WORK TO DO: Please set down all the lines beneath this one exactly, without the pictures.

WORKING DATA:
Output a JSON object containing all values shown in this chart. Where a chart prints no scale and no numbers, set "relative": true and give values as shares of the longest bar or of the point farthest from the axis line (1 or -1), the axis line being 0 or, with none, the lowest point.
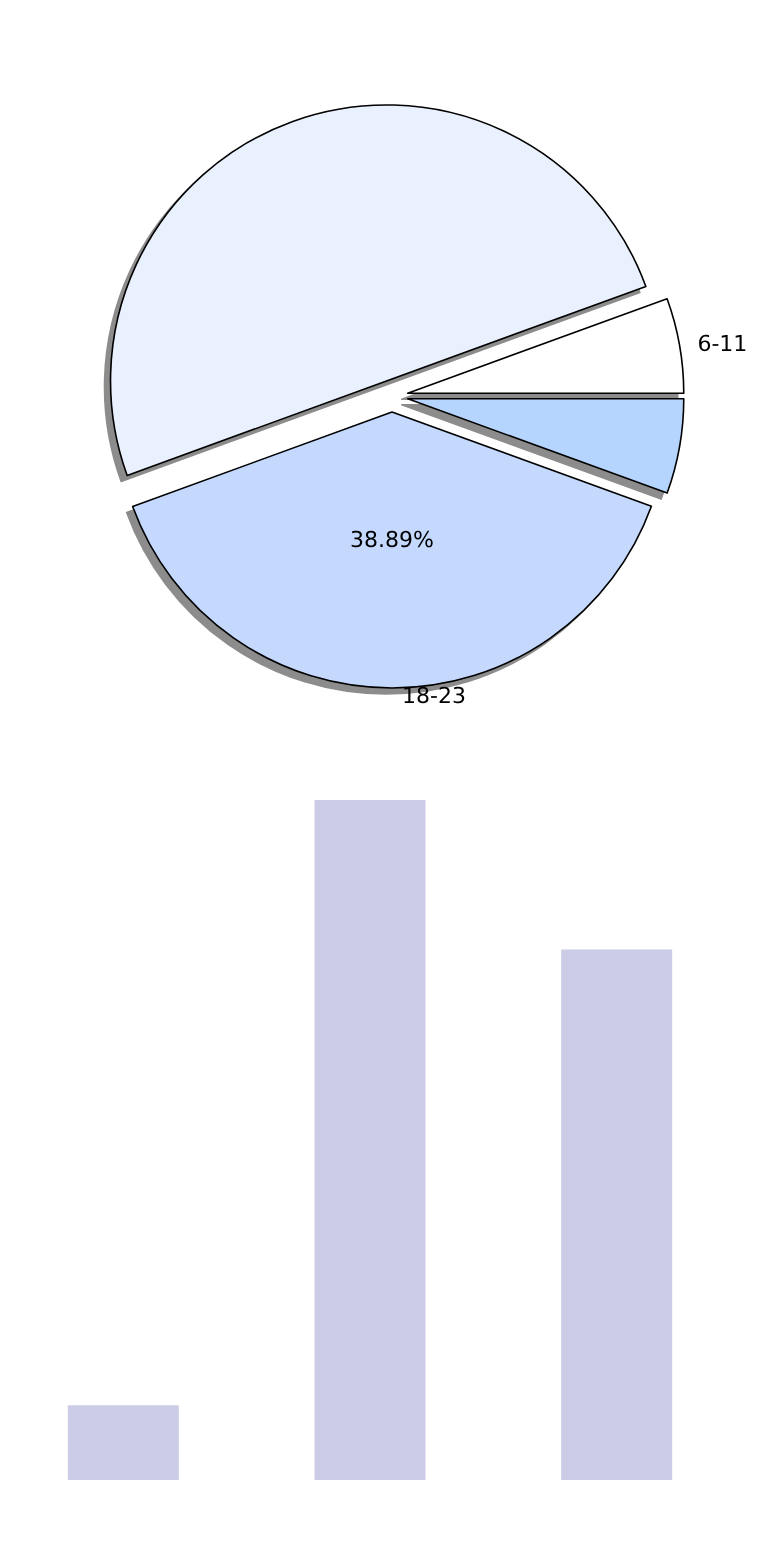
{
  "chart_data": [
    {
      "type": "pie",
      "categories": [
        "6-11",
        null,
        "18-23",
        null
      ],
      "values": [
        5.56,
        50,
        38.89,
        5.55
      ],
      "colors": [
        "#ffffff",
        "#eaf1fe",
        "#c5d9fe",
        "#b5d5fe"
      ],
      "value_labels": [
        null,
        null,
        "38.89%",
        null
      ]
    },
    {
      "type": "bar",
      "relative": true,
      "categories": [
        null,
        null,
        null
      ],
      "values": [
        0.11,
        1,
        0.78
      ],
      "color": "#cccce6"
    }
  ]
}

TASK OUTPUT:
Output a JSON object containing all values shown in this chart. Where a chart prints no scale and no numbers, set "relative": true and give values as shares of the longest bar or of the point farthest from the axis line (1 or -1), the axis line being 0 or, with none, the lowest point.
{
  "chart_data": [
    {
      "type": "pie",
      "categories": [
        "6-11",
        null,
        "18-23",
        null
      ],
      "values": [
        5.56,
        50,
        38.89,
        5.55
      ],
      "colors": [
        "#ffffff",
        "#eaf1fe",
        "#c5d9fe",
        "#b5d5fe"
      ],
      "value_labels": [
        null,
        null,
        "38.89%",
        null
      ]
    },
    {
      "type": "bar",
      "relative": true,
      "categories": [
        null,
        null,
        null
      ],
      "values": [
        0.11,
        1,
        0.78
      ],
      "color": "#cccce6"
    }
  ]
}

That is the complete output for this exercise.